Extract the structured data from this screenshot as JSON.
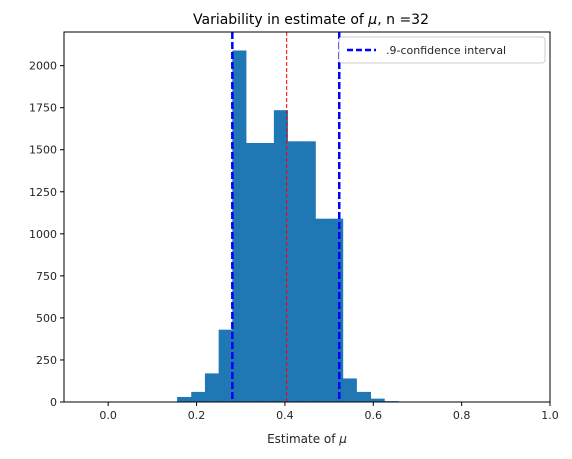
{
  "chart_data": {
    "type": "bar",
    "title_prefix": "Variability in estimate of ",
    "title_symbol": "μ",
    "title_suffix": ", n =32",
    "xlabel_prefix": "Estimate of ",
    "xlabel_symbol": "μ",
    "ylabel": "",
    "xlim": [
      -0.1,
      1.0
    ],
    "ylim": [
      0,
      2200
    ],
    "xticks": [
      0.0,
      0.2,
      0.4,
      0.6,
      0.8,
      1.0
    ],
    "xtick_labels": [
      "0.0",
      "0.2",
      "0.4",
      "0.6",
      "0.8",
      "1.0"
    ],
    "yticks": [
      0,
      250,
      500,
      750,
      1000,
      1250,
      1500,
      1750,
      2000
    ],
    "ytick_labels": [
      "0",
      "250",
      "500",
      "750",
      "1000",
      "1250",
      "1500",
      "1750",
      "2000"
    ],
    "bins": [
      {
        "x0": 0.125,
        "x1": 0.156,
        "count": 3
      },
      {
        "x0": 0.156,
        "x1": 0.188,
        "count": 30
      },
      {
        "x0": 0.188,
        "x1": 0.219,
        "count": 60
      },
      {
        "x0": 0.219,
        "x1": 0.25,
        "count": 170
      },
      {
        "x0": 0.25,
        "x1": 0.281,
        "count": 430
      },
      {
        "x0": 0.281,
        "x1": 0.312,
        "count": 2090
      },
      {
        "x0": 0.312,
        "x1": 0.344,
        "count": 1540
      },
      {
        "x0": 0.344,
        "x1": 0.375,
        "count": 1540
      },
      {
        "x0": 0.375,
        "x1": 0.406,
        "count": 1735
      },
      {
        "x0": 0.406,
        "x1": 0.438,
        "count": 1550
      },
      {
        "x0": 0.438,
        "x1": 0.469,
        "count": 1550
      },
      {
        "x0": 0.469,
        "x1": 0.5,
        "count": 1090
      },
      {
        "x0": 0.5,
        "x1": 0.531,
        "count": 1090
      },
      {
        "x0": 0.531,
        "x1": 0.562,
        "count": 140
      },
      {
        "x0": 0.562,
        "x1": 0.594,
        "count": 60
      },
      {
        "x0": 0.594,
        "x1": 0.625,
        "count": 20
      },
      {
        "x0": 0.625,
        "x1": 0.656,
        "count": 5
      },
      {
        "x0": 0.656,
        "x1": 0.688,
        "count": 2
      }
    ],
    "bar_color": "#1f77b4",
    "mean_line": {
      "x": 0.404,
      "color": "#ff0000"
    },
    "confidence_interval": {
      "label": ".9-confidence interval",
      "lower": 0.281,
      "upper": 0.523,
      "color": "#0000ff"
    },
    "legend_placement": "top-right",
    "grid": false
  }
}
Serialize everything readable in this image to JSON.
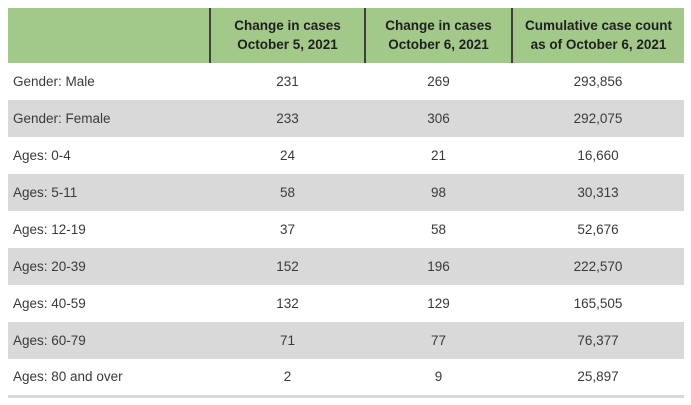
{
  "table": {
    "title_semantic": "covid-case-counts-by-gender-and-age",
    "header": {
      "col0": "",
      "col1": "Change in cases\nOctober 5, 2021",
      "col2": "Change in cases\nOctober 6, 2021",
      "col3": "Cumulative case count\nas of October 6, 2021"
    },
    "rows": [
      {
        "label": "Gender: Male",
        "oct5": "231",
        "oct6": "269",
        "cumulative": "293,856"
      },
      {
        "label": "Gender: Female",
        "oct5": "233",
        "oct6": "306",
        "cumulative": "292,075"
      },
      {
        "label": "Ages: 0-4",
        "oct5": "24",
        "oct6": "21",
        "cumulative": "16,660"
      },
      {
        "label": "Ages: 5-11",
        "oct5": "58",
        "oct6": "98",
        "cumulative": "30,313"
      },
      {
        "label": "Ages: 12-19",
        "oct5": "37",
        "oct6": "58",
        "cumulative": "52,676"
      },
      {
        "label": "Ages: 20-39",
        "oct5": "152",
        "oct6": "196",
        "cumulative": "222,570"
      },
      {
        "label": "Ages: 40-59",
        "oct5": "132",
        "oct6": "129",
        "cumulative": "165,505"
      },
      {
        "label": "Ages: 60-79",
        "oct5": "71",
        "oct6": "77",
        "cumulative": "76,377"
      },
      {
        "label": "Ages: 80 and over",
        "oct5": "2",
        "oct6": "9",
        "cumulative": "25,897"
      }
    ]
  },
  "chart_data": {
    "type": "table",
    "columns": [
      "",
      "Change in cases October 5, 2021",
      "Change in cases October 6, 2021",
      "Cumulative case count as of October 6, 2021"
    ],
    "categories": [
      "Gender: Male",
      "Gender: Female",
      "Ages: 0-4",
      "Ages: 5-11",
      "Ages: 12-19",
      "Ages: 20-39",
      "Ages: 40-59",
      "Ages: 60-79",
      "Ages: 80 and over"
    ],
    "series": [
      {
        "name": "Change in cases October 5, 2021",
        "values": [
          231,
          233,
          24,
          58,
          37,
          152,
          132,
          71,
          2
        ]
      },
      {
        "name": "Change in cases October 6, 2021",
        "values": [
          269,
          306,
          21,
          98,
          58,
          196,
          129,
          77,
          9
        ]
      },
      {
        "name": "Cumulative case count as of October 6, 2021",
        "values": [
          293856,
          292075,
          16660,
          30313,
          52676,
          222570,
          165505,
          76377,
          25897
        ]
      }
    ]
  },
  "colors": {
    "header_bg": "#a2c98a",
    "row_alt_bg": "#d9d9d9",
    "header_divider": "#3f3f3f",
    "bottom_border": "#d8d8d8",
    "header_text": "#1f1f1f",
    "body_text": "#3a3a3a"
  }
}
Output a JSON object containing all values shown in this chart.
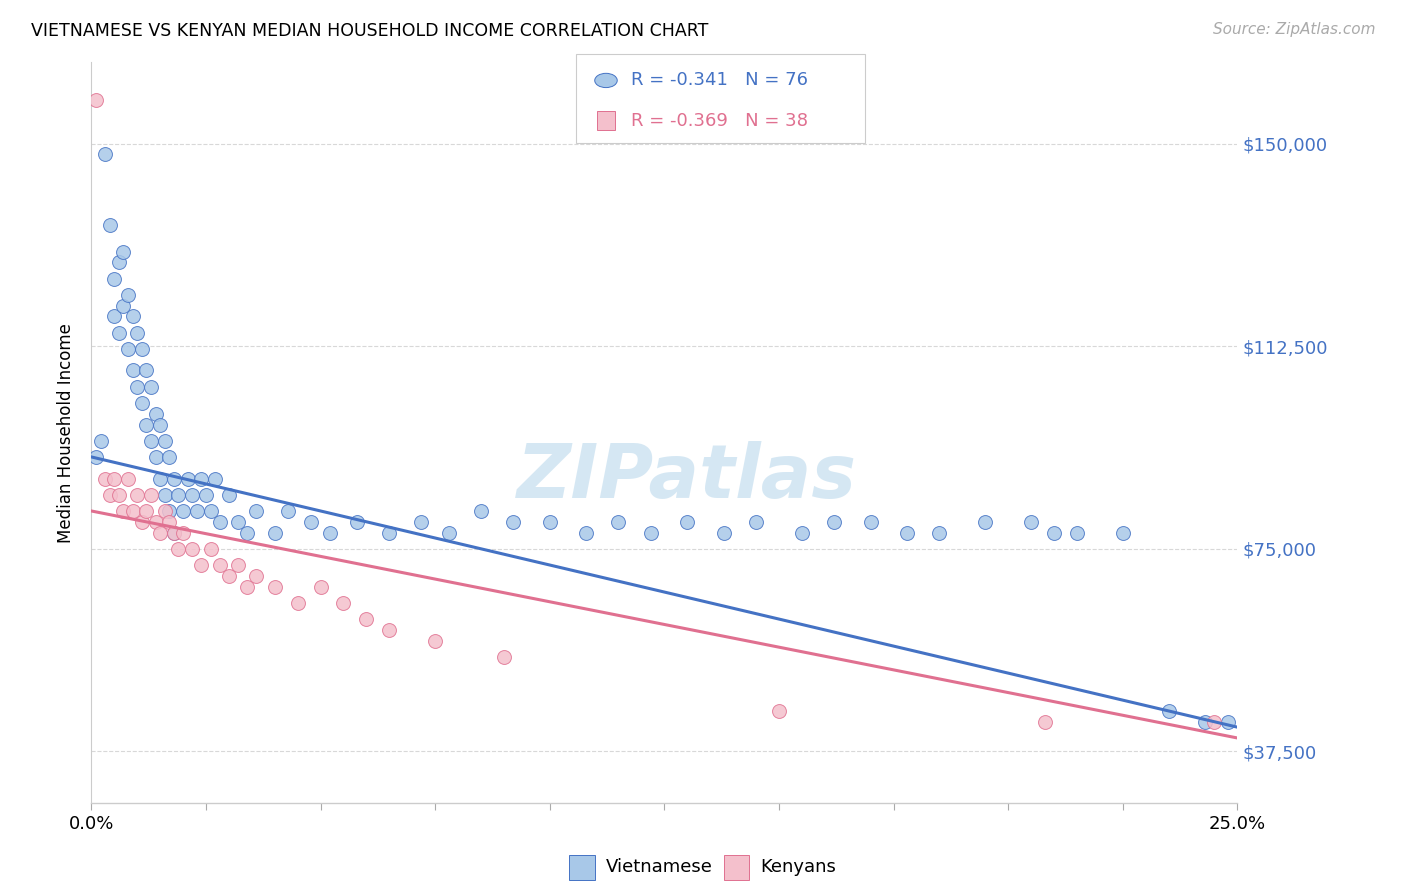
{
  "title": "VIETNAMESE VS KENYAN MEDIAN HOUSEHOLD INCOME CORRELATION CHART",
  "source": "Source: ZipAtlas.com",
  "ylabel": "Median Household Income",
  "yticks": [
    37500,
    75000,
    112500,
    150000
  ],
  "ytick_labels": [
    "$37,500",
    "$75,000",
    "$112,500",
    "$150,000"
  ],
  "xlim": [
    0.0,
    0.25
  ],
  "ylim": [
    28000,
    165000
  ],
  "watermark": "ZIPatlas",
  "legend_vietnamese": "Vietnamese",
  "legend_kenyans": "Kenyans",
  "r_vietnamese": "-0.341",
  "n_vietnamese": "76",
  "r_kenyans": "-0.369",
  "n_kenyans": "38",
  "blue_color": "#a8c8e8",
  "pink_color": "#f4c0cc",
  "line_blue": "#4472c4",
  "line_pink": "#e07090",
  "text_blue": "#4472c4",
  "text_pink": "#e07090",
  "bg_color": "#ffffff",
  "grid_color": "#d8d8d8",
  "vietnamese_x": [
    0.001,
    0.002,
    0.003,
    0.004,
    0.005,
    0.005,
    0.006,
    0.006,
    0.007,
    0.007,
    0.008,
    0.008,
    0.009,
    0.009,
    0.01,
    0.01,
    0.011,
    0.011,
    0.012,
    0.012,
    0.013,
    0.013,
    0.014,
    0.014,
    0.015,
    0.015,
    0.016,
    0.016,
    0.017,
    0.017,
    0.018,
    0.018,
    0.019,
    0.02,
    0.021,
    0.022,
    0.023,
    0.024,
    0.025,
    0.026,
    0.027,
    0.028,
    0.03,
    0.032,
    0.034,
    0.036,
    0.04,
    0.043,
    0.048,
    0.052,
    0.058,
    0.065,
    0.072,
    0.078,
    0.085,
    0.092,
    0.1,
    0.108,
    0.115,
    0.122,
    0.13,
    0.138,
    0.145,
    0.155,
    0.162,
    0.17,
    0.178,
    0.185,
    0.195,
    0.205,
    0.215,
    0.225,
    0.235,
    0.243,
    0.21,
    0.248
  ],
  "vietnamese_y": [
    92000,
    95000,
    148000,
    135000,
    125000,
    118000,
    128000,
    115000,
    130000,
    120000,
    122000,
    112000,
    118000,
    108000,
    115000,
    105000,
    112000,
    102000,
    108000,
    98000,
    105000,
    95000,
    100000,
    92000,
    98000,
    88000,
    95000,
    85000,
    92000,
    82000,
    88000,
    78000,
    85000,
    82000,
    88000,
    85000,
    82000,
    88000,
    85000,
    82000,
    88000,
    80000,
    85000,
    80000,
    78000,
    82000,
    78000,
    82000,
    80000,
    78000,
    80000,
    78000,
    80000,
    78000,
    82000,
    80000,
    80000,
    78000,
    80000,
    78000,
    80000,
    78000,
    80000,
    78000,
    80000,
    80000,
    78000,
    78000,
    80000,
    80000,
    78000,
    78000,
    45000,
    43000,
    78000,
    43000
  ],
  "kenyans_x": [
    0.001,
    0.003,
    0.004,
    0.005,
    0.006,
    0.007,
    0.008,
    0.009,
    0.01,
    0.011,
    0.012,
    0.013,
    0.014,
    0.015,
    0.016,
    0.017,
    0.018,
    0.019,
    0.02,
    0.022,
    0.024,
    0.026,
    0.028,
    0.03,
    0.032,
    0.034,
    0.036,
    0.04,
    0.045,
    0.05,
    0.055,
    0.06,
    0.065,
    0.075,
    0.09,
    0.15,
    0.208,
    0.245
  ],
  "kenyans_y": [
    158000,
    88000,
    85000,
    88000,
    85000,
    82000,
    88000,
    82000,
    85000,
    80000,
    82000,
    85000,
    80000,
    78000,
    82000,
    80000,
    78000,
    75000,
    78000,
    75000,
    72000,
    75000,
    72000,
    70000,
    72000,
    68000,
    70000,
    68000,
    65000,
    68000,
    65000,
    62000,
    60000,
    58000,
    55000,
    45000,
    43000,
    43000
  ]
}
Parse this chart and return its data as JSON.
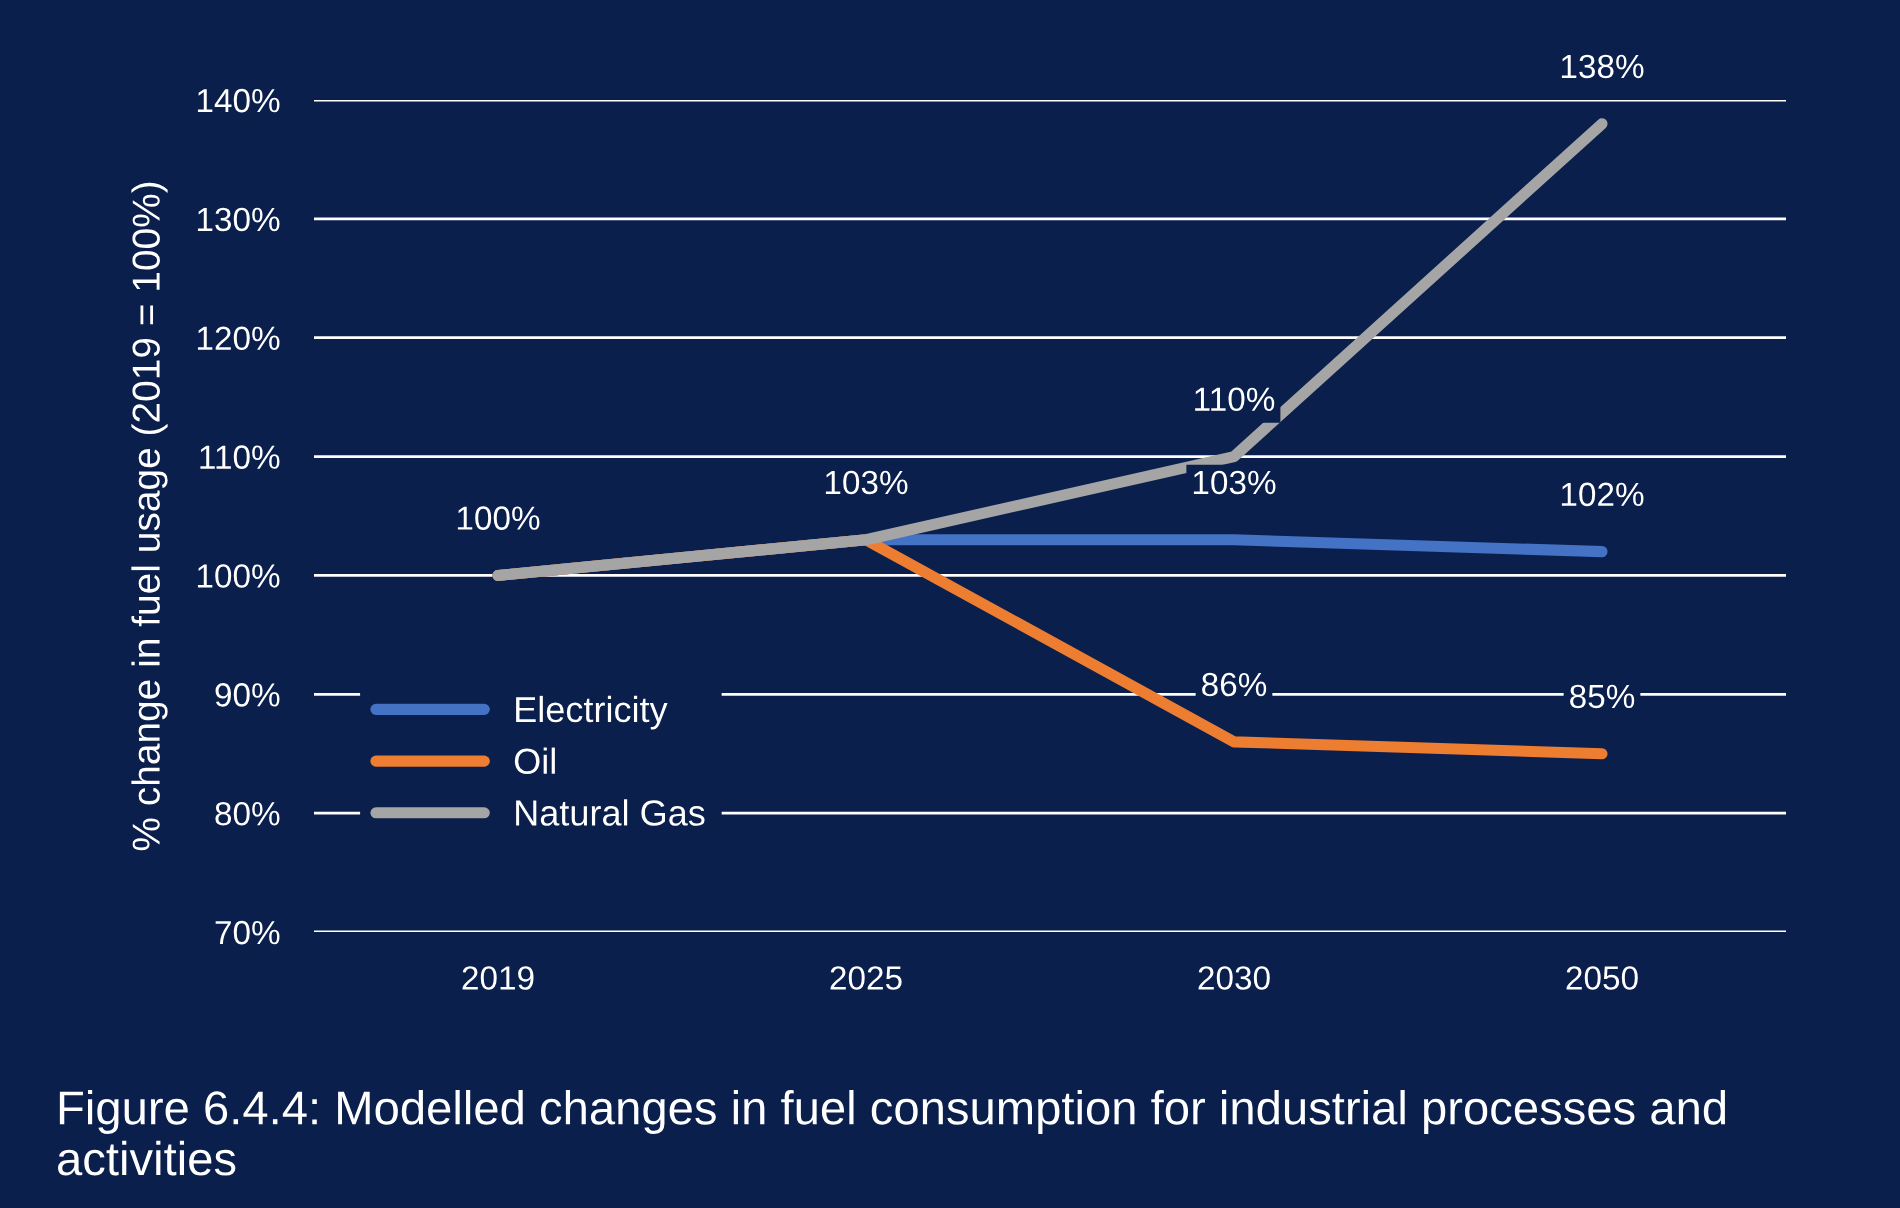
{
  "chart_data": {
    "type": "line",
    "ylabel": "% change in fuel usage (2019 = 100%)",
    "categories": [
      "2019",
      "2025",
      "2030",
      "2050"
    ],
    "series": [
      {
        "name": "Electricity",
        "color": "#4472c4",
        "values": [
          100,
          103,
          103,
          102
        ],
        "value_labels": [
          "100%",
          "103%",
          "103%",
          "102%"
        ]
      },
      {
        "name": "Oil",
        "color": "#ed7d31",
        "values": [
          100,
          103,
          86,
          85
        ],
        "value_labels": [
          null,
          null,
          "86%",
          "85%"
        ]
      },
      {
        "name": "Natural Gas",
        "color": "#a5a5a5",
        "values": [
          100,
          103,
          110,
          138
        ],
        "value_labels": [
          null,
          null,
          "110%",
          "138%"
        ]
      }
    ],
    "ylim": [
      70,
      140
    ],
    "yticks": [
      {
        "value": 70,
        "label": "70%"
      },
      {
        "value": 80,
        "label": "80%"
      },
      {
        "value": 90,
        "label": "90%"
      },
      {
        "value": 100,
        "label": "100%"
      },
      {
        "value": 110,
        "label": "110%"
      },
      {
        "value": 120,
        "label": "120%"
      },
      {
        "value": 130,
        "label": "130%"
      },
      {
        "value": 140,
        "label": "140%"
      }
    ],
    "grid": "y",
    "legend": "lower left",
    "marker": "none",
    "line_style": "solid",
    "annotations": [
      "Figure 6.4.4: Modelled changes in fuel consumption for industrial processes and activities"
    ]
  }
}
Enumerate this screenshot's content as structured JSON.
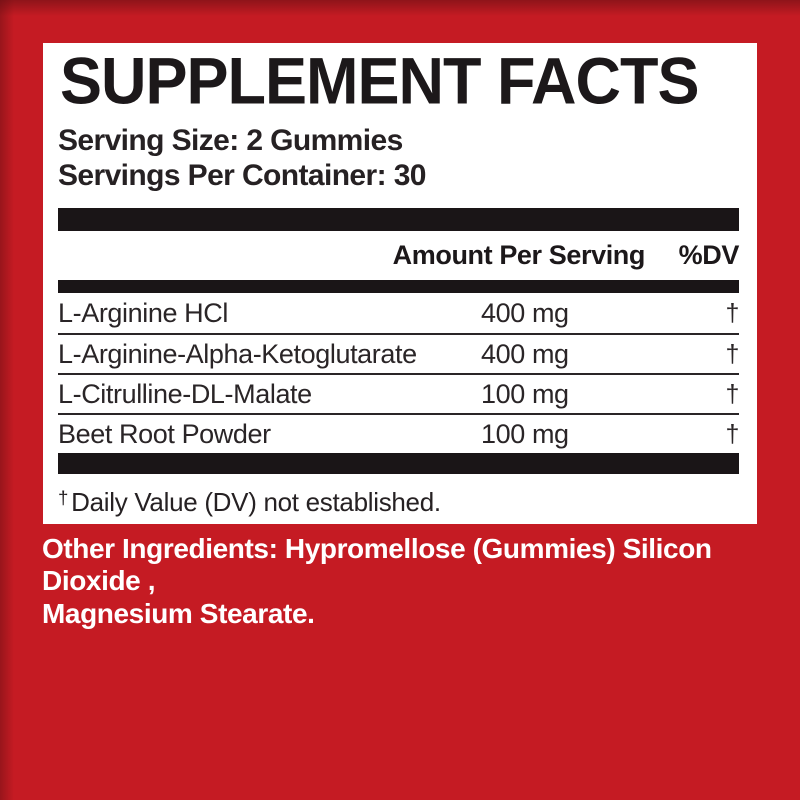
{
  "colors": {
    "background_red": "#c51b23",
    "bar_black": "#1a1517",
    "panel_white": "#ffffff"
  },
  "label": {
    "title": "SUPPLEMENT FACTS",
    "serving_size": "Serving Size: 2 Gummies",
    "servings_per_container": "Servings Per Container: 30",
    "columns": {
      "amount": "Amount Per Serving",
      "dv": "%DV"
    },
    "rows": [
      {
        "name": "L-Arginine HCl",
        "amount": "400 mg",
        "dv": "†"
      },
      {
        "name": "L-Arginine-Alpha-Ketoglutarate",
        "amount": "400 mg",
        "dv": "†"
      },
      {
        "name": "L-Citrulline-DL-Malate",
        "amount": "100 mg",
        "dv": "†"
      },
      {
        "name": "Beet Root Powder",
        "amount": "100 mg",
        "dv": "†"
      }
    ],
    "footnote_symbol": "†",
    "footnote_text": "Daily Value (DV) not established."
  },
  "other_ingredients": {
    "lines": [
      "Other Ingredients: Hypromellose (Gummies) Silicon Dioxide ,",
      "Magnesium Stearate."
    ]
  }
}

TASK TO CARRY OUT
Reproduce the lines from the line with "Enumerate this screenshot's" through the last line of the entries exactly, including both ends and excluding pictures.

RESULT
Enumerate this screenshot's content as structured JSON.
{
  "colors": {
    "background_red": "#c51b23",
    "bar_black": "#1a1517",
    "panel_white": "#ffffff"
  },
  "label": {
    "title": "SUPPLEMENT FACTS",
    "serving_size": "Serving Size: 2 Gummies",
    "servings_per_container": "Servings Per Container: 30",
    "columns": {
      "amount": "Amount Per Serving",
      "dv": "%DV"
    },
    "rows": [
      {
        "name": "L-Arginine HCl",
        "amount": "400 mg",
        "dv": "†"
      },
      {
        "name": "L-Arginine-Alpha-Ketoglutarate",
        "amount": "400 mg",
        "dv": "†"
      },
      {
        "name": "L-Citrulline-DL-Malate",
        "amount": "100 mg",
        "dv": "†"
      },
      {
        "name": "Beet Root Powder",
        "amount": "100 mg",
        "dv": "†"
      }
    ],
    "footnote_symbol": "†",
    "footnote_text": "Daily Value (DV) not established."
  },
  "other_ingredients": {
    "lines": [
      "Other Ingredients: Hypromellose (Gummies) Silicon Dioxide ,",
      "Magnesium Stearate."
    ]
  }
}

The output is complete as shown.